-- START INPUT --
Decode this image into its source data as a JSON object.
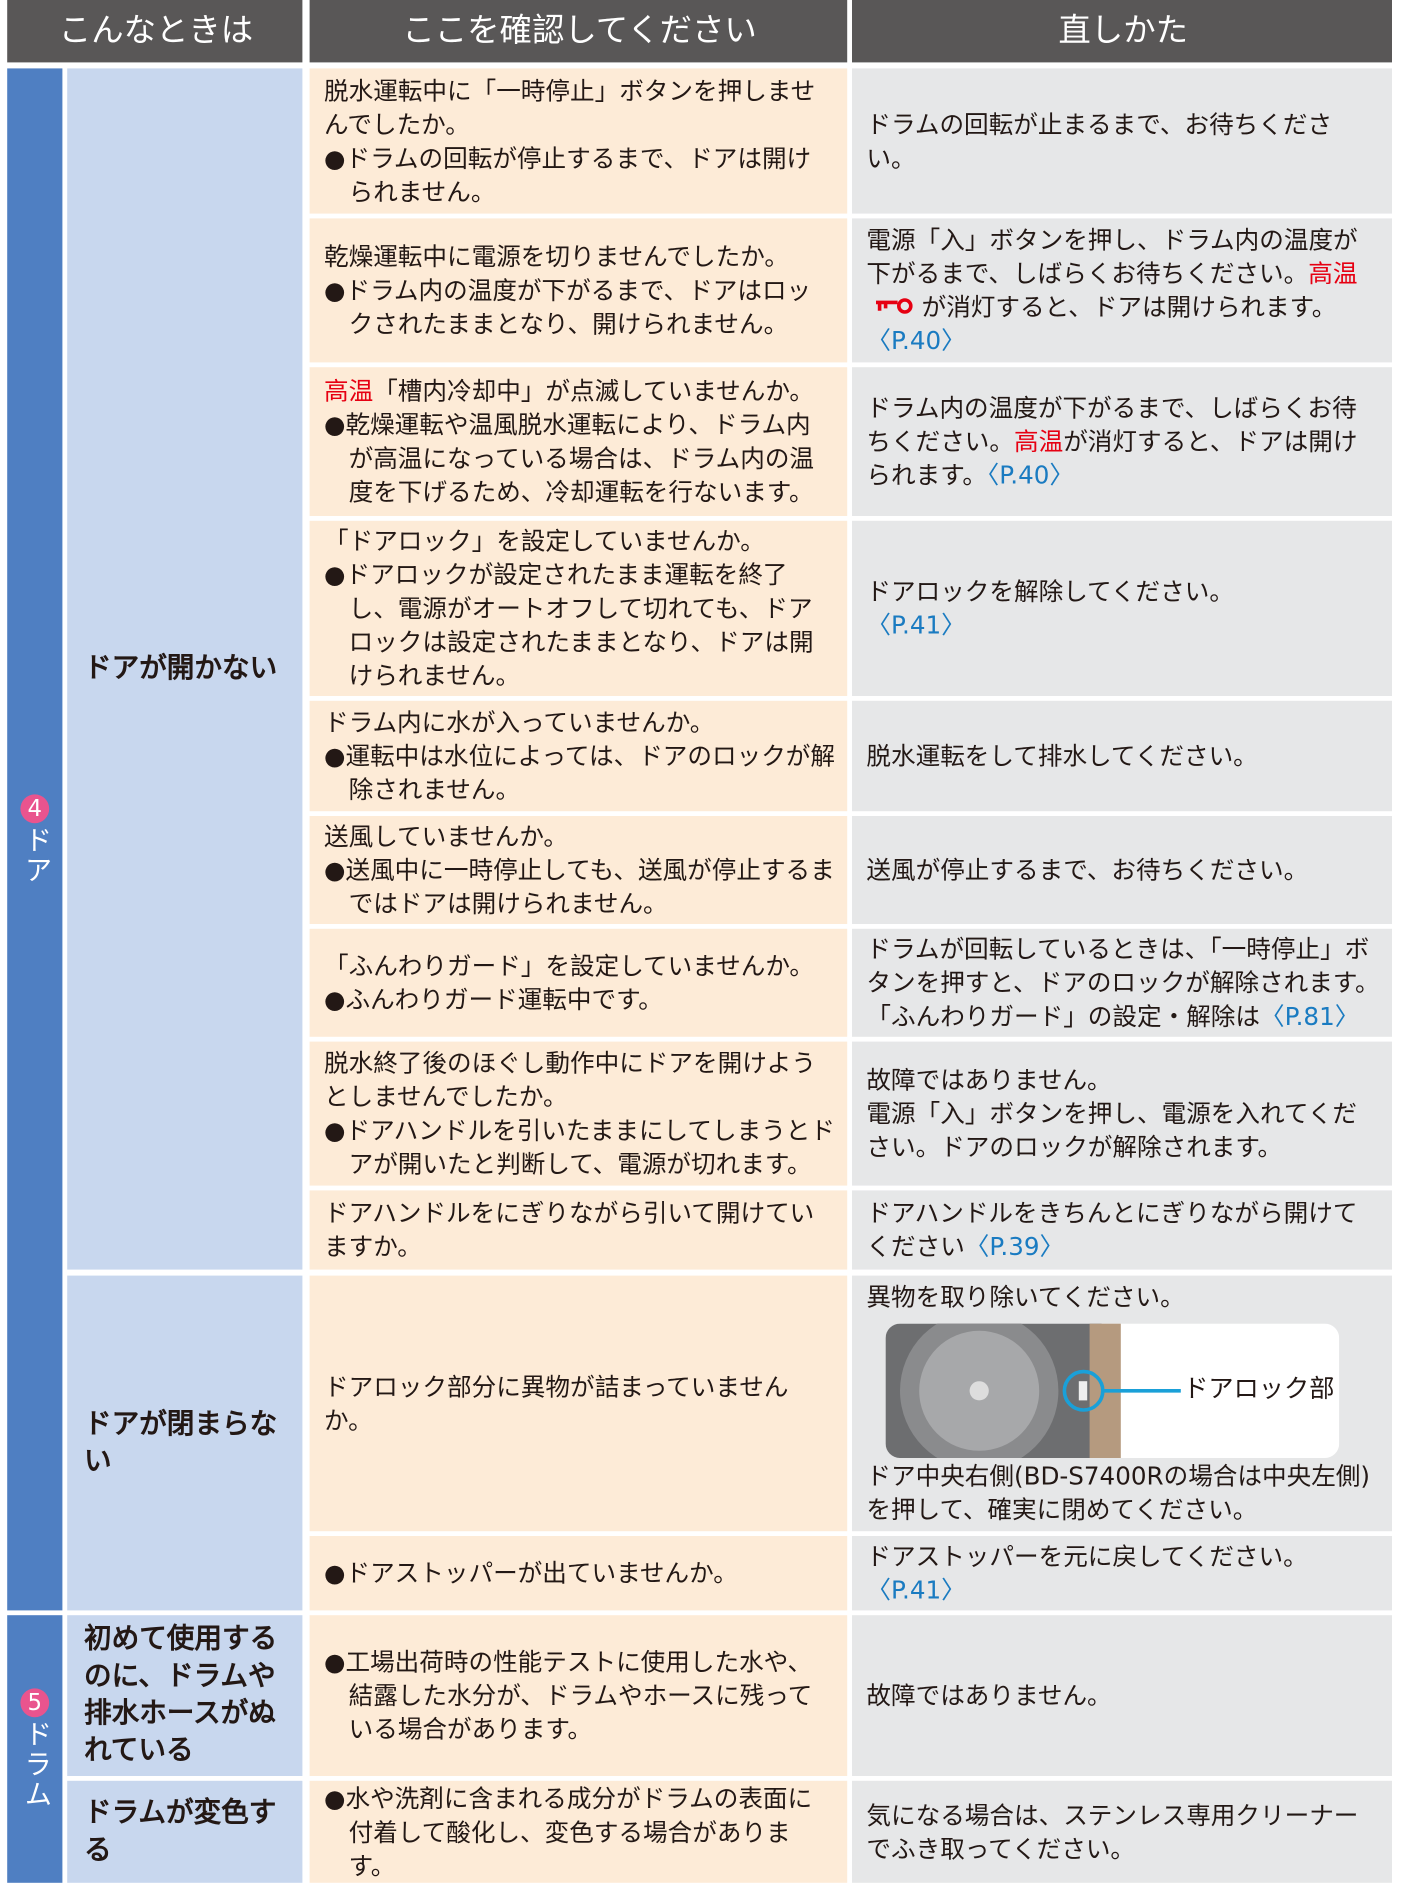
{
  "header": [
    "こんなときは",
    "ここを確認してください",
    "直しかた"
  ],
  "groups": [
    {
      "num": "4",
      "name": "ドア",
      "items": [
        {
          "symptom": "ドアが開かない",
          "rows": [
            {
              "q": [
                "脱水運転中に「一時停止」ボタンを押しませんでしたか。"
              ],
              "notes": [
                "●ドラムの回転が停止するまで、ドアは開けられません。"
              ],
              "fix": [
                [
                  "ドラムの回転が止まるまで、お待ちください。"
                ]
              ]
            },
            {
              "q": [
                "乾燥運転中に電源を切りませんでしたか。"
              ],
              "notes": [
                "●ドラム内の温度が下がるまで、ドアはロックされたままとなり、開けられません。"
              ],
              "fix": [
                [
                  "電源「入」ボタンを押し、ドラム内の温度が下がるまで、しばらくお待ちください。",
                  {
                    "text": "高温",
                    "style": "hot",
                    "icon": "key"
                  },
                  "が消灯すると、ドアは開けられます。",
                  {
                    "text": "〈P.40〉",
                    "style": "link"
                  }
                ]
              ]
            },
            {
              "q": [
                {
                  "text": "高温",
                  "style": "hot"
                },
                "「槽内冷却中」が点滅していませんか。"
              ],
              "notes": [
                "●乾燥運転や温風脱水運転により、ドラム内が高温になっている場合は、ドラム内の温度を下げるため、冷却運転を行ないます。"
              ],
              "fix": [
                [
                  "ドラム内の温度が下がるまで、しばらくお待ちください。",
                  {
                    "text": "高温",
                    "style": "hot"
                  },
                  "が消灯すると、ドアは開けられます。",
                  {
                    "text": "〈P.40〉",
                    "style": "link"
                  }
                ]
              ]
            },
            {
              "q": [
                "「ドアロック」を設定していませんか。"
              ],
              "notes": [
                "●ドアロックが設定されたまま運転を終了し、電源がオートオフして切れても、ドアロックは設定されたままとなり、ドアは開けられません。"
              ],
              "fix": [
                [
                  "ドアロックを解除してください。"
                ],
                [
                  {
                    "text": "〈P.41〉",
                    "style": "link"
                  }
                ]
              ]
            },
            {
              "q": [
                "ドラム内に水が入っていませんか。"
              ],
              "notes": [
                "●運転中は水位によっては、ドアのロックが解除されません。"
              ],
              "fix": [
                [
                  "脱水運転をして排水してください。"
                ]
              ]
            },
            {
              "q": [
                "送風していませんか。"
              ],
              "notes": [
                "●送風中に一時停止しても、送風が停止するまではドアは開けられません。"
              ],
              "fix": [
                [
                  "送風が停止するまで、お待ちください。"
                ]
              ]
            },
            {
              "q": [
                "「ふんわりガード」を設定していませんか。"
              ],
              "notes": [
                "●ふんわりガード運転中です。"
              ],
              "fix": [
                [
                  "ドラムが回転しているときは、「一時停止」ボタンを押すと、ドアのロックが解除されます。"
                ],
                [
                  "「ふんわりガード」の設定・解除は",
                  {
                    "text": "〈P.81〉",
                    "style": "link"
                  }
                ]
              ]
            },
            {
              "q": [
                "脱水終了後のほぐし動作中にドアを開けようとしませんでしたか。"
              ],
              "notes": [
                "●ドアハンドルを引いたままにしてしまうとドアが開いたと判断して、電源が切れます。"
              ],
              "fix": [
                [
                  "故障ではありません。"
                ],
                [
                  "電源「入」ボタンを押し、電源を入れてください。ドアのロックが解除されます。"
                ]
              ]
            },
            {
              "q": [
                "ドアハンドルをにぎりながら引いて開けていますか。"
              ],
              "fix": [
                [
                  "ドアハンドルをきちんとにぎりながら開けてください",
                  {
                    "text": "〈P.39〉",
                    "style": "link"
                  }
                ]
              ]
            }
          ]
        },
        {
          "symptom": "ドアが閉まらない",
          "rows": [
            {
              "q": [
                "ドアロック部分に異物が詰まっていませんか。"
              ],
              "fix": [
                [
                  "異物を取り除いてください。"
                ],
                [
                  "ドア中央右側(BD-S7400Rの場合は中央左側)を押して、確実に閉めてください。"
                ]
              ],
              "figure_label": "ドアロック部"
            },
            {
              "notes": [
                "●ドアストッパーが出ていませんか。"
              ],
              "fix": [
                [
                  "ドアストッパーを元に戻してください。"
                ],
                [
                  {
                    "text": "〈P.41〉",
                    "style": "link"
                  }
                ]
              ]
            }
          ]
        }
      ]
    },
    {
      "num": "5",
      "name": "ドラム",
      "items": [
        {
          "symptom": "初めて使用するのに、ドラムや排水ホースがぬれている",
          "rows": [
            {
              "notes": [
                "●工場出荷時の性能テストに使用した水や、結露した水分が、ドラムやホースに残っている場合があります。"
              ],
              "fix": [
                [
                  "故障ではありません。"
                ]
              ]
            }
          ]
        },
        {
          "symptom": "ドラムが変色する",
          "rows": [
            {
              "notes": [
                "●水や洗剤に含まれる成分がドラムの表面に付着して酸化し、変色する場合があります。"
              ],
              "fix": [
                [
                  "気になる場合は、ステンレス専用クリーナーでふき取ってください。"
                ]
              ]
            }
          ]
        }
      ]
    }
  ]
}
-- END INPUT --
**STATED TASK**
Extract the full listing exactly, with the pictures left out.

**THE REPLY**
Decode this image into its source data as a JSON object.
{
  "header": [
    "こんなときは",
    "ここを確認してください",
    "直しかた"
  ],
  "groups": [
    {
      "num": "4",
      "name": "ドア",
      "items": [
        {
          "symptom": "ドアが開かない",
          "rows": [
            {
              "q": [
                "脱水運転中に「一時停止」ボタンを押しませんでしたか。"
              ],
              "notes": [
                "●ドラムの回転が停止するまで、ドアは開けられません。"
              ],
              "fix": [
                [
                  "ドラムの回転が止まるまで、お待ちください。"
                ]
              ]
            },
            {
              "q": [
                "乾燥運転中に電源を切りませんでしたか。"
              ],
              "notes": [
                "●ドラム内の温度が下がるまで、ドアはロックされたままとなり、開けられません。"
              ],
              "fix": [
                [
                  "電源「入」ボタンを押し、ドラム内の温度が下がるまで、しばらくお待ちください。",
                  {
                    "text": "高温",
                    "style": "hot",
                    "icon": "key"
                  },
                  "が消灯すると、ドアは開けられます。",
                  {
                    "text": "〈P.40〉",
                    "style": "link"
                  }
                ]
              ]
            },
            {
              "q": [
                {
                  "text": "高温",
                  "style": "hot"
                },
                "「槽内冷却中」が点滅していませんか。"
              ],
              "notes": [
                "●乾燥運転や温風脱水運転により、ドラム内が高温になっている場合は、ドラム内の温度を下げるため、冷却運転を行ないます。"
              ],
              "fix": [
                [
                  "ドラム内の温度が下がるまで、しばらくお待ちください。",
                  {
                    "text": "高温",
                    "style": "hot"
                  },
                  "が消灯すると、ドアは開けられます。",
                  {
                    "text": "〈P.40〉",
                    "style": "link"
                  }
                ]
              ]
            },
            {
              "q": [
                "「ドアロック」を設定していませんか。"
              ],
              "notes": [
                "●ドアロックが設定されたまま運転を終了し、電源がオートオフして切れても、ドアロックは設定されたままとなり、ドアは開けられません。"
              ],
              "fix": [
                [
                  "ドアロックを解除してください。"
                ],
                [
                  {
                    "text": "〈P.41〉",
                    "style": "link"
                  }
                ]
              ]
            },
            {
              "q": [
                "ドラム内に水が入っていませんか。"
              ],
              "notes": [
                "●運転中は水位によっては、ドアのロックが解除されません。"
              ],
              "fix": [
                [
                  "脱水運転をして排水してください。"
                ]
              ]
            },
            {
              "q": [
                "送風していませんか。"
              ],
              "notes": [
                "●送風中に一時停止しても、送風が停止するまではドアは開けられません。"
              ],
              "fix": [
                [
                  "送風が停止するまで、お待ちください。"
                ]
              ]
            },
            {
              "q": [
                "「ふんわりガード」を設定していませんか。"
              ],
              "notes": [
                "●ふんわりガード運転中です。"
              ],
              "fix": [
                [
                  "ドラムが回転しているときは、「一時停止」ボタンを押すと、ドアのロックが解除されます。"
                ],
                [
                  "「ふんわりガード」の設定・解除は",
                  {
                    "text": "〈P.81〉",
                    "style": "link"
                  }
                ]
              ]
            },
            {
              "q": [
                "脱水終了後のほぐし動作中にドアを開けようとしませんでしたか。"
              ],
              "notes": [
                "●ドアハンドルを引いたままにしてしまうとドアが開いたと判断して、電源が切れます。"
              ],
              "fix": [
                [
                  "故障ではありません。"
                ],
                [
                  "電源「入」ボタンを押し、電源を入れてください。ドアのロックが解除されます。"
                ]
              ]
            },
            {
              "q": [
                "ドアハンドルをにぎりながら引いて開けていますか。"
              ],
              "fix": [
                [
                  "ドアハンドルをきちんとにぎりながら開けてください",
                  {
                    "text": "〈P.39〉",
                    "style": "link"
                  }
                ]
              ]
            }
          ]
        },
        {
          "symptom": "ドアが閉まらない",
          "rows": [
            {
              "q": [
                "ドアロック部分に異物が詰まっていませんか。"
              ],
              "fix": [
                [
                  "異物を取り除いてください。"
                ],
                [
                  "ドア中央右側(BD-S7400Rの場合は中央左側)を押して、確実に閉めてください。"
                ]
              ],
              "figure_label": "ドアロック部"
            },
            {
              "notes": [
                "●ドアストッパーが出ていませんか。"
              ],
              "fix": [
                [
                  "ドアストッパーを元に戻してください。"
                ],
                [
                  {
                    "text": "〈P.41〉",
                    "style": "link"
                  }
                ]
              ]
            }
          ]
        }
      ]
    },
    {
      "num": "5",
      "name": "ドラム",
      "items": [
        {
          "symptom": "初めて使用するのに、ドラムや排水ホースがぬれている",
          "rows": [
            {
              "notes": [
                "●工場出荷時の性能テストに使用した水や、結露した水分が、ドラムやホースに残っている場合があります。"
              ],
              "fix": [
                [
                  "故障ではありません。"
                ]
              ]
            }
          ]
        },
        {
          "symptom": "ドラムが変色する",
          "rows": [
            {
              "notes": [
                "●水や洗剤に含まれる成分がドラムの表面に付着して酸化し、変色する場合があります。"
              ],
              "fix": [
                [
                  "気になる場合は、ステンレス専用クリーナーでふき取ってください。"
                ]
              ]
            }
          ]
        }
      ]
    }
  ]
}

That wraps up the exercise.